### DATA IN THIS EXERCISE
━━━━

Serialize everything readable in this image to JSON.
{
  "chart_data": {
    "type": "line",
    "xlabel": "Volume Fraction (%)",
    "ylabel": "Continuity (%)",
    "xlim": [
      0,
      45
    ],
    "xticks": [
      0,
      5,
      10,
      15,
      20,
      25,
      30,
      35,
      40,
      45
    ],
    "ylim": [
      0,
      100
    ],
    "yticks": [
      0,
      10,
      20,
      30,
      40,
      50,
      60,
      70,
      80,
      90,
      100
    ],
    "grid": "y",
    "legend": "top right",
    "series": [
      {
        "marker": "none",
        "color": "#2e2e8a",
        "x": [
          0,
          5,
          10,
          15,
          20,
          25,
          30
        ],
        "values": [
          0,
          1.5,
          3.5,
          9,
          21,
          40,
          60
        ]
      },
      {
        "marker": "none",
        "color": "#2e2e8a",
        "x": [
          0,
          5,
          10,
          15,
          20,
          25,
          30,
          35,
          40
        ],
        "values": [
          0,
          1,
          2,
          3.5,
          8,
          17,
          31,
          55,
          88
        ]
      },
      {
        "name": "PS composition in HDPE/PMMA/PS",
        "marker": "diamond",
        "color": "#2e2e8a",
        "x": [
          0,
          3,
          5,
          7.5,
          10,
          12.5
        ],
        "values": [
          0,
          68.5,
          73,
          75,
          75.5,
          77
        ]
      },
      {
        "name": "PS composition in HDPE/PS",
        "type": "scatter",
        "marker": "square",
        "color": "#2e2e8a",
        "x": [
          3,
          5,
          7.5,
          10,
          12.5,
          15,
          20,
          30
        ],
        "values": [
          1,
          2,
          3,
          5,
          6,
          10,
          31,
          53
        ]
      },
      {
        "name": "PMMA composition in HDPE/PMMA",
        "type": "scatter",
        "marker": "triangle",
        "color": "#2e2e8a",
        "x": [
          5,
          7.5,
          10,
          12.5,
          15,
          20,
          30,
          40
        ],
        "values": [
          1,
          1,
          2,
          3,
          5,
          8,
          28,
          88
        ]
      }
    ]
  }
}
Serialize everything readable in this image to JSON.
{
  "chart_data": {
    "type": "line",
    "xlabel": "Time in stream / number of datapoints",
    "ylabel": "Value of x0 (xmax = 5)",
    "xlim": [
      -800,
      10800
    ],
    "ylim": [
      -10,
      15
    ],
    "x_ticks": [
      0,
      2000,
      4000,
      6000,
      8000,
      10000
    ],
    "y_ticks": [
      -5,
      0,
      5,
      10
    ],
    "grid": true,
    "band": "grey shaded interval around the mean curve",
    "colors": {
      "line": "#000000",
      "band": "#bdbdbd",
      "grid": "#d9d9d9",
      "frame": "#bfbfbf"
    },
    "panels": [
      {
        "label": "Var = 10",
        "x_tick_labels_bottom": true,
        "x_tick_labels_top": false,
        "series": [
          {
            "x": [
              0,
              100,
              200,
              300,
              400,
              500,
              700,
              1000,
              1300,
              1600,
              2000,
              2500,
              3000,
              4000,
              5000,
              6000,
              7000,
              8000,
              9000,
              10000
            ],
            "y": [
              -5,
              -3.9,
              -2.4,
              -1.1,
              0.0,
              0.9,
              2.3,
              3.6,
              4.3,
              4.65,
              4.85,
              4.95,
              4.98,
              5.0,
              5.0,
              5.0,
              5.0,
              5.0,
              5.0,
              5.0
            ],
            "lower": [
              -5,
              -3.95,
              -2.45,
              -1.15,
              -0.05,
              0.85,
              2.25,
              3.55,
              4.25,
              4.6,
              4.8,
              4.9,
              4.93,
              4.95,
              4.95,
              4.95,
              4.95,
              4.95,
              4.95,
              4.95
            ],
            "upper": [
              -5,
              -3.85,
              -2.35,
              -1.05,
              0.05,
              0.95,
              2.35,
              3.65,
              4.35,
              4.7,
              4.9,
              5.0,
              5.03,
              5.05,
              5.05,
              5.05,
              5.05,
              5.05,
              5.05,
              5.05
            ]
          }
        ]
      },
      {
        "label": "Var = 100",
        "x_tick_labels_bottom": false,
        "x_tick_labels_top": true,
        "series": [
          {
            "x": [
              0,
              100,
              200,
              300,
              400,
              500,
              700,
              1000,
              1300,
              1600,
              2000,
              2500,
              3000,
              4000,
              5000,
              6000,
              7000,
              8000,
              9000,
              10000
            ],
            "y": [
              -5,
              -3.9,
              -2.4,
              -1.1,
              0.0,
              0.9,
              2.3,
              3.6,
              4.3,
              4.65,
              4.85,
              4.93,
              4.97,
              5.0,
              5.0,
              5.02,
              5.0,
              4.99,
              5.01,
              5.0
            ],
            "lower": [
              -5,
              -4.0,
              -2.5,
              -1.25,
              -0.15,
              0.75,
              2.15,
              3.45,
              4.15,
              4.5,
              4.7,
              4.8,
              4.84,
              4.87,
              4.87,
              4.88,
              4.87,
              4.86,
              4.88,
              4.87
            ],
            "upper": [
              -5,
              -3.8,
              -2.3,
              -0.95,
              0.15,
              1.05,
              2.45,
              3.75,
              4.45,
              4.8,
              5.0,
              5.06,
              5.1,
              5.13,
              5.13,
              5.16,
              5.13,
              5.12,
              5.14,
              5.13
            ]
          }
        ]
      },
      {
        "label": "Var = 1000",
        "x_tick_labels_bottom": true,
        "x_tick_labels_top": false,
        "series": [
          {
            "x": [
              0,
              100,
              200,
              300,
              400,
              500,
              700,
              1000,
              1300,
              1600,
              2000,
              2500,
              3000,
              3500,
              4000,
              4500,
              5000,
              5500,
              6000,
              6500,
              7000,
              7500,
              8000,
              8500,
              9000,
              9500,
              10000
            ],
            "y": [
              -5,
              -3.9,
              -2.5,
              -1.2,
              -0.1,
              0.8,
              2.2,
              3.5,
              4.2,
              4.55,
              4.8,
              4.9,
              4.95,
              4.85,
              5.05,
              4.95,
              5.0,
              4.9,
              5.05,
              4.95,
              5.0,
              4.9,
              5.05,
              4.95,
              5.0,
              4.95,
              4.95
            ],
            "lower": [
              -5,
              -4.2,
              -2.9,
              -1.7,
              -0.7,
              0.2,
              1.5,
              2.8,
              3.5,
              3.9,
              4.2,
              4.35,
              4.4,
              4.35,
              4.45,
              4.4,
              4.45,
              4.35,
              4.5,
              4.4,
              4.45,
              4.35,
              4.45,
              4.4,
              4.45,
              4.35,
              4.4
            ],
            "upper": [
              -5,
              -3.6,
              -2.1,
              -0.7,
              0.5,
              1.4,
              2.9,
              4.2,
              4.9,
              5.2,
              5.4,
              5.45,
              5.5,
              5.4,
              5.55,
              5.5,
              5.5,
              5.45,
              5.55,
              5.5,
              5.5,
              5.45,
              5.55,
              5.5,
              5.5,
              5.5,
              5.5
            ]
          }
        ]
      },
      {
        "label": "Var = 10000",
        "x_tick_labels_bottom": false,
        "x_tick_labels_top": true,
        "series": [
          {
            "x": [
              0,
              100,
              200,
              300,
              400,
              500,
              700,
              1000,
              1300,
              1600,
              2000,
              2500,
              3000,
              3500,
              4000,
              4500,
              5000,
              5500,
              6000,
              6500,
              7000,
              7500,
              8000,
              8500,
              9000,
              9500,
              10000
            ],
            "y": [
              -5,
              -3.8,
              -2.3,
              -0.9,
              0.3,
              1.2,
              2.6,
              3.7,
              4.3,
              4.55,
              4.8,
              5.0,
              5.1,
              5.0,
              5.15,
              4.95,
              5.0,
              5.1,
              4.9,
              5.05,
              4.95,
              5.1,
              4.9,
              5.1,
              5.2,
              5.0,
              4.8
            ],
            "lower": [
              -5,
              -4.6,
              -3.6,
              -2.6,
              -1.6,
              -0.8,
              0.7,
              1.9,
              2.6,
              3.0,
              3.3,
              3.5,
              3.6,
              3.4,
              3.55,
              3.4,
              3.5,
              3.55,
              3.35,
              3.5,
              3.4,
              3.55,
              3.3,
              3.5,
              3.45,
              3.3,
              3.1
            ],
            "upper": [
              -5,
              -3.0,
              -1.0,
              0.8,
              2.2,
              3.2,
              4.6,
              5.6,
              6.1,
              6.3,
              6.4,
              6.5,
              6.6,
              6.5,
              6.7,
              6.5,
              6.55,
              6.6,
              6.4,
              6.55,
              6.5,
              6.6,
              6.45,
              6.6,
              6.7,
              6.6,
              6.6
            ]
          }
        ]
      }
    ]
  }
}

━━━━

### WORK TO COMPLETE
Select every line above that contains the word "band", and copy it.

### OUTPUT FOR THIS EXERCISE
    "band": "grey shaded interval around the mean curve",
      "band": "#bdbdbd",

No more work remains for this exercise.